→ **Brano estratto**:
────────
Accesso abusivo a sistemi informatici, intercettazioni illecite, trattamento illecito di dati e frode in pubbliche forniture sono le accuse mosse dalla Procura di Giovanni Melillo, dall'aggiunto Vincenzo Piscitelli e dai pm Cristina Curatoli, Claudio Onorati e Silvio Pavia nei confronti di chi in questi anni è riuscito a concepire e vendere a diverse Procure italiane la piattaforma informatica exodus: tecnicamente si tratta di un «trojan», un malware che viene inoculato sui cellulari, pc e altri congegni smart, e che consente di captare l'intero mondo relazionale dei singoli proprietari. Un po' come vivere sotto una telecamera sempre accesa, un sistema concepito per indagare, anche se usato in modo decisamente sospetto. Un virus spia inoculato in modo subdolo (quasi sempre come proposta commerciale creata ad hoc per i gusti di ogni utente) che consentiva anche di agire «dal remoto» su smartphone e computer, magari spedendo messaggi o mail all'insaputa degli stessi proprietari. Un'inchiesta su cui indaga anche la Procura di Roma, di fronte al carattere nazionale dei contratti stipulati dalla E-surv. In campo i carabinieri del Ros, del Nucleo speciale tutela frodi tecnologiche della Guardia di Finanza e della Polizia Postale (Cnaipic), a partire dalle prime indagini condotte ad ottobre dalla Procura di Benevento, cui va il merito di aver scoperto l'esistenza di una clamorosa falla nel sistema exodus.

E non si tratta solo di un buco accidentale, come spiegano gli inquirenti. Mai i consulenti al soldo delle Procure (quindi incaricati di pubblico servizio) avrebbero dovuto consentire il trasferimento dei dati all'estero, attraverso operazioni condotte in modo doloso. Ma qual era il fine? A cosa servivano tutti quei dati? Domande che restano ancora insolute, mentre si comincia a definire lo scenario dei danni, almeno da un punto di vista numerico.
────────
→ **Materiale fornito**:
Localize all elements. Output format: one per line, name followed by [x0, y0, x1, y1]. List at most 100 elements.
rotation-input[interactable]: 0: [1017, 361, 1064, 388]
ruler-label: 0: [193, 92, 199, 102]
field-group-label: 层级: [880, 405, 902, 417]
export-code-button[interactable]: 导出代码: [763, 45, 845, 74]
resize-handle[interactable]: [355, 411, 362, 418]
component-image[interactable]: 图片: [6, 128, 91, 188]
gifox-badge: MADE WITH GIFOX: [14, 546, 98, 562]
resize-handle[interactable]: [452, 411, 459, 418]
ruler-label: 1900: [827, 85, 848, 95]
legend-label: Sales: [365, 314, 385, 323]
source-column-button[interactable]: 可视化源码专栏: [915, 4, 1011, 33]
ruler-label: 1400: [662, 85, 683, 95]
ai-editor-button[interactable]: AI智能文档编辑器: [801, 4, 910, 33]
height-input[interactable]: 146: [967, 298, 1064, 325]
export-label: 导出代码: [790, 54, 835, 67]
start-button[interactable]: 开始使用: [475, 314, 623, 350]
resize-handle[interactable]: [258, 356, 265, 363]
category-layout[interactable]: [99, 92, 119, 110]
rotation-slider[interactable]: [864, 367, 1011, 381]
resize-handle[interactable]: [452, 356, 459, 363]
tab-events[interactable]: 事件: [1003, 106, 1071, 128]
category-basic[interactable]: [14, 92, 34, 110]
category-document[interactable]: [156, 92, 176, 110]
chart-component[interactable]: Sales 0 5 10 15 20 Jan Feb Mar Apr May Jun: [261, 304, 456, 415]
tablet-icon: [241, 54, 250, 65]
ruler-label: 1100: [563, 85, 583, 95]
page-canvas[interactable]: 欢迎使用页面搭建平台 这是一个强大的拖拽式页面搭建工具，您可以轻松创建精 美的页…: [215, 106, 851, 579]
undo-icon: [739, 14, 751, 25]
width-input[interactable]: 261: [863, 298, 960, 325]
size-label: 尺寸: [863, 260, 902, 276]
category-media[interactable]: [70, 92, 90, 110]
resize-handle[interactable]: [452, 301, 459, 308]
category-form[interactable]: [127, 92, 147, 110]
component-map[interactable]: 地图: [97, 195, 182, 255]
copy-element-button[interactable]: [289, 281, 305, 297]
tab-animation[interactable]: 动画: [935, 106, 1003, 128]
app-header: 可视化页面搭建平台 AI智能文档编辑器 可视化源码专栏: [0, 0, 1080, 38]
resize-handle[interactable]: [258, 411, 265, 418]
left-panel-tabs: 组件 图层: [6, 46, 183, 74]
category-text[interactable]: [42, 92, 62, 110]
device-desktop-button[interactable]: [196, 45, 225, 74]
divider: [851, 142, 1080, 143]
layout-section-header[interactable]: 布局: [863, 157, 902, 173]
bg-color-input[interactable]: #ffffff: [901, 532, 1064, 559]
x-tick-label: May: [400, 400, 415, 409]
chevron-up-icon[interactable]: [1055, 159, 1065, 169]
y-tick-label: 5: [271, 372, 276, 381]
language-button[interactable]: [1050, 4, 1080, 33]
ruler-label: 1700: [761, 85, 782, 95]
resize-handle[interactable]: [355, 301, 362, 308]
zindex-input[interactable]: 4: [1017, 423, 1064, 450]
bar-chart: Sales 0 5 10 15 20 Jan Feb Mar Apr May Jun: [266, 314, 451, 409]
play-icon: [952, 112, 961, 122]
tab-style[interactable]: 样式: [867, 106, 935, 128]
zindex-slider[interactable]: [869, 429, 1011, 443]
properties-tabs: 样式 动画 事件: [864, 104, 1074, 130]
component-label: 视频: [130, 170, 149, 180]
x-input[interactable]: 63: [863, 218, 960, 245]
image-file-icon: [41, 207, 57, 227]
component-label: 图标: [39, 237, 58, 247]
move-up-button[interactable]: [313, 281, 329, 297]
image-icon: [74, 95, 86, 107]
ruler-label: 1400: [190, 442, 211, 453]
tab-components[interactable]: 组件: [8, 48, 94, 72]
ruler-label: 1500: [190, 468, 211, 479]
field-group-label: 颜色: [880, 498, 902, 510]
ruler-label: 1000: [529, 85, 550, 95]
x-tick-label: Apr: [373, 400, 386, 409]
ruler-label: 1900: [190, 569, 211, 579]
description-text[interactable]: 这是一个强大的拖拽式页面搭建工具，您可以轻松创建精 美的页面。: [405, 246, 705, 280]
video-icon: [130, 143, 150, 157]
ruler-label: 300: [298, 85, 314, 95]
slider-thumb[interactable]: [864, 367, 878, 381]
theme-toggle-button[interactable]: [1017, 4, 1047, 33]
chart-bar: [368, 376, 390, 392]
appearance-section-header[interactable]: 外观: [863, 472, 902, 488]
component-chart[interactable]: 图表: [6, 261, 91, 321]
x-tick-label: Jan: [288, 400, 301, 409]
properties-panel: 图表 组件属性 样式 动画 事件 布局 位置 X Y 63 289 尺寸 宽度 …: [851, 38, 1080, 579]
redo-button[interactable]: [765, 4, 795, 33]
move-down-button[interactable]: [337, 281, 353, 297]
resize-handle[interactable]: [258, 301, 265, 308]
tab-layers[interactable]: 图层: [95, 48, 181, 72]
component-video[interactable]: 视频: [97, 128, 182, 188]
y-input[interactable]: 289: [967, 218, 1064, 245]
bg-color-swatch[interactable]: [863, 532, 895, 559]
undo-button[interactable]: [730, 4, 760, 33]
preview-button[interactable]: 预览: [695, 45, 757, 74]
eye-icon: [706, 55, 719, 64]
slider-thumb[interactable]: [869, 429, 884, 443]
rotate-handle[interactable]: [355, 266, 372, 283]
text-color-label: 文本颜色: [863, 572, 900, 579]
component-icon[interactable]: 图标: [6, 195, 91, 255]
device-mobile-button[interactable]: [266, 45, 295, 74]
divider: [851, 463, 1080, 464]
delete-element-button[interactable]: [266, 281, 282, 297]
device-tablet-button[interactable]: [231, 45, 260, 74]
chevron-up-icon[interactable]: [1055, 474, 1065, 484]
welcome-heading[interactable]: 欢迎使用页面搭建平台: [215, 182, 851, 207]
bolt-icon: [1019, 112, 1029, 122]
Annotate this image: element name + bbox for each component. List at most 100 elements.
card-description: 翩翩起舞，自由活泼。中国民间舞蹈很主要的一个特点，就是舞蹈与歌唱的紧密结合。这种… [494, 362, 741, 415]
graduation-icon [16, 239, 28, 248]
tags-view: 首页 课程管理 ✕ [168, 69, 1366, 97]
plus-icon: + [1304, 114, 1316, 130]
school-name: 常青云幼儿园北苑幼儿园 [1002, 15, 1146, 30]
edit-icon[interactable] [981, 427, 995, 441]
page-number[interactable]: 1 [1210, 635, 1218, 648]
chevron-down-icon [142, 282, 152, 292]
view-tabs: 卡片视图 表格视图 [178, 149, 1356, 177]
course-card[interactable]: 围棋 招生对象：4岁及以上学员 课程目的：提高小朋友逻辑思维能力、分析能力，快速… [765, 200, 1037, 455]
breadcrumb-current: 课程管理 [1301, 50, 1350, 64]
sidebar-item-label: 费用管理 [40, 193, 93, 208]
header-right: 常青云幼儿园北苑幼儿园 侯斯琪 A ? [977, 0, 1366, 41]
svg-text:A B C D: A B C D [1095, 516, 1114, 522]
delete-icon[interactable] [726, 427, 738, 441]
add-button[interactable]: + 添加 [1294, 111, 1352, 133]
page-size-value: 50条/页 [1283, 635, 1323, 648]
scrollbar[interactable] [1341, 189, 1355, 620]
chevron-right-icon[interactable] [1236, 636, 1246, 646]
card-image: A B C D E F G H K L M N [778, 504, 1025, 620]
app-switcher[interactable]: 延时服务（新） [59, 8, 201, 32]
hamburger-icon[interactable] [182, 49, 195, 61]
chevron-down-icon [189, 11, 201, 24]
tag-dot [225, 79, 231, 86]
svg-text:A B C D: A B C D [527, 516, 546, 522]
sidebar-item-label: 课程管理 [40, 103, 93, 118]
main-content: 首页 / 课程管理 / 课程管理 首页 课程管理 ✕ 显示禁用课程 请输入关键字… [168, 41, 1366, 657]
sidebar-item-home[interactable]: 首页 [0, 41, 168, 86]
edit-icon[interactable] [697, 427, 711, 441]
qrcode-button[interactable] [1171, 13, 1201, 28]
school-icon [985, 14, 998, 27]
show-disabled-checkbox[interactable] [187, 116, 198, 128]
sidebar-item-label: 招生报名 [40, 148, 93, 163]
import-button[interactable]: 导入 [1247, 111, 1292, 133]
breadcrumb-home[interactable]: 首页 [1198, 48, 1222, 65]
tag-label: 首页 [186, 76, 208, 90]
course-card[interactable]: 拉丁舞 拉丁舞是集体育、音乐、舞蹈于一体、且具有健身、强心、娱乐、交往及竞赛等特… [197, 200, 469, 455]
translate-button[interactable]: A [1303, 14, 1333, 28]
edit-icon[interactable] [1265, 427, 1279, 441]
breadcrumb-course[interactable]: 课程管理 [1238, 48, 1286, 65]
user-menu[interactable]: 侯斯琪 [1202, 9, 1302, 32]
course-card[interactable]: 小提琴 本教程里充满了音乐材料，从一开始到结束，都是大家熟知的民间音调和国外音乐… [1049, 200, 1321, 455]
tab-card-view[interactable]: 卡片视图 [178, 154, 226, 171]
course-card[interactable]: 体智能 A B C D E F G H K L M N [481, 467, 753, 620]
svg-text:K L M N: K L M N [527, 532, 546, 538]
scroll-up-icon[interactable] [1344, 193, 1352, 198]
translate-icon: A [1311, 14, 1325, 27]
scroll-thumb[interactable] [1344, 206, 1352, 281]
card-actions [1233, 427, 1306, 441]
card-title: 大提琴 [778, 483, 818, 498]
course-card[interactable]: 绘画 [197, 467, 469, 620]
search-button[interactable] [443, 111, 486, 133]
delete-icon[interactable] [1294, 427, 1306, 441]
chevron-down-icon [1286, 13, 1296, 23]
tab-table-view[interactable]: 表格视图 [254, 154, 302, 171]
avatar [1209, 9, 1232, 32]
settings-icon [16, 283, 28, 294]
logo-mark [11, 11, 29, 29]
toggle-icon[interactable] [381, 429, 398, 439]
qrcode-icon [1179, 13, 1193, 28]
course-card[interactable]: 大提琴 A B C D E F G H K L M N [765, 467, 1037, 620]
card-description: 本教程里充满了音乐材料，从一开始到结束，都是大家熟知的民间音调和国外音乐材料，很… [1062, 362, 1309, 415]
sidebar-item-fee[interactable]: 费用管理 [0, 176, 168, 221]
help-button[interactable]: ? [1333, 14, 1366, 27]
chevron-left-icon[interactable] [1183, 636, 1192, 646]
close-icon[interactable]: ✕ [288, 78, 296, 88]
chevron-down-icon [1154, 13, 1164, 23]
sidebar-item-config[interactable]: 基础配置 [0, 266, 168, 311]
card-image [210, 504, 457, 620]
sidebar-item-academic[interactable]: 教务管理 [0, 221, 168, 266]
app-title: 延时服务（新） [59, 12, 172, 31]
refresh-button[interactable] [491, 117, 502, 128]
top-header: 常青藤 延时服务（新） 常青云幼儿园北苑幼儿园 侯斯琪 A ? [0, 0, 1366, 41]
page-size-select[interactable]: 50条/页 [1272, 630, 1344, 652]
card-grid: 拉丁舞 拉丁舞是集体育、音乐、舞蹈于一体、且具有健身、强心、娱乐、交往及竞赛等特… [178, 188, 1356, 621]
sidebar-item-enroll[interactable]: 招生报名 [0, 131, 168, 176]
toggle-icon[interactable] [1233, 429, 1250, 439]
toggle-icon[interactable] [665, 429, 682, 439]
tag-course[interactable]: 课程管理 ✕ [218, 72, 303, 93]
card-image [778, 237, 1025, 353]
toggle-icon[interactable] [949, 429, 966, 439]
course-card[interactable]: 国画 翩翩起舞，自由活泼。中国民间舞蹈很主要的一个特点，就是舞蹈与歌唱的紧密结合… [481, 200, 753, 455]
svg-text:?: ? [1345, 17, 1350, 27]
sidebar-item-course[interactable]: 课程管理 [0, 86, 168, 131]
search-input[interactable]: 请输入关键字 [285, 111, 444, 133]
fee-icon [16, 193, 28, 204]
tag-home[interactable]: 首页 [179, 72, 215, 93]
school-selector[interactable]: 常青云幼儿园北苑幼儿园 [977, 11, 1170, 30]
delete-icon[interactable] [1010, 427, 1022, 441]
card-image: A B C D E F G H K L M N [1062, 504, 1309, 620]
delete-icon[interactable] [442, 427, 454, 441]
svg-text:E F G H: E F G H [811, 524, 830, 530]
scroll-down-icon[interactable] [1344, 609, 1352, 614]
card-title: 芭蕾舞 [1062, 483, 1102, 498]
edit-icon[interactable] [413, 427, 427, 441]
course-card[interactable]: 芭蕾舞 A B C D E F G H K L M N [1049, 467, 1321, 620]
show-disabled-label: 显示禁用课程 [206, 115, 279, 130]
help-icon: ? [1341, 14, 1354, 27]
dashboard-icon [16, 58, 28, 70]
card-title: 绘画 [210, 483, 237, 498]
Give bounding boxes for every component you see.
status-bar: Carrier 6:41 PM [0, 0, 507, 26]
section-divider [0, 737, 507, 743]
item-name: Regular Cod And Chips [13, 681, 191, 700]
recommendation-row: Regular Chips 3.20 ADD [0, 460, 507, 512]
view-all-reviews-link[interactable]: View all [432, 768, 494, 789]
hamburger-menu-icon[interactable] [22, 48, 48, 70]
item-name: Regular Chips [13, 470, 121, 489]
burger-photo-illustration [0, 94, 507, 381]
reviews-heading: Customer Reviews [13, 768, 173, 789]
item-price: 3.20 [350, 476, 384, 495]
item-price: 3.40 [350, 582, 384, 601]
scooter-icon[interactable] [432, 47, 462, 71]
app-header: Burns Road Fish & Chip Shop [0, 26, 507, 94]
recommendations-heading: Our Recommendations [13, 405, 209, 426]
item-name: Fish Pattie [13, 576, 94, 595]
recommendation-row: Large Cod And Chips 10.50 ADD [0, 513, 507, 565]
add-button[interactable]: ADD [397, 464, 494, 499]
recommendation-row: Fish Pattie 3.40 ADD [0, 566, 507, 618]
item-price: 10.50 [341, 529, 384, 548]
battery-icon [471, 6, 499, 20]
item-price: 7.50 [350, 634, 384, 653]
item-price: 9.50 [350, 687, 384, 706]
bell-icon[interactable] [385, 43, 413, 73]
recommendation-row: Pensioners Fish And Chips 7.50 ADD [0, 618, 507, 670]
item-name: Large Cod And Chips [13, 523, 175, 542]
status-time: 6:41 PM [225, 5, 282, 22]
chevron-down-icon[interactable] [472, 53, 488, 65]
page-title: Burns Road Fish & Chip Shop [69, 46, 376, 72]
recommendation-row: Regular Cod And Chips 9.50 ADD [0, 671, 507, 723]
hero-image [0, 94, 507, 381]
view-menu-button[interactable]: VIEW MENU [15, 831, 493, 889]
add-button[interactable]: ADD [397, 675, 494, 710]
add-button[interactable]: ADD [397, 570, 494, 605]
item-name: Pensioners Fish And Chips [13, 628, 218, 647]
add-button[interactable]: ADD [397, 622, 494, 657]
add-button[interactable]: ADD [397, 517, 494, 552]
────────
→ **Consegna A**:
Elenca le accuse che, secondo il brano sul trojan exodus, vengono mosse a chi ha concepito e venduto la piattaforma.
→ **Consegna B**:
Nel brano sul trojan exodus, a quale Procura va il merito di aver scoperto la falla nel sistema?
→ **Consegna C**:
Riprendi il brano sul trojan exodus e continualo a partire dall'ultima frase riportata.
Le voci del materiale fornito non servono in questo esercizio.

→ **Svolgimento A**:
- Accesso abusivo a sistemi informatici
- Intercettazioni illecite
- Trattamento illecito di dati
- Frode in pubbliche forniture

→ **Svolgimento B**:
Alla Procura di Benevento, con le prime indagini condotte a ottobre.

→ **Svolgimento C**:
Fino a questo momento sono emersi almeno 898 bersagli intercettati grazie al virus spia, i cui dati sono stati trasferiti abusivamente lontano dai server delle rispettive Procure. E non è tutto. Di questi 898 target, ben 234 sono intercettati senza una originaria autorizzazione dei pm: si tratta di «demo» o «volontari», per usare il gergo degli stessi esponenti del black team in forza all'azienda sequestrata. Cittadini normali, casalinghe o uomini di affari, di cui per giorni sono stati captati fatti privati, come se fossero delle cavie del sistema exodus. Tra questi anche alcuni soggetti arabi votati al terrorismo, per i quali c'era una captazione abusiva da parte di uno degli informatici indagati che, con i suoi, si vantava di «proteggere il destino dei nostri cari» da possibili attentati.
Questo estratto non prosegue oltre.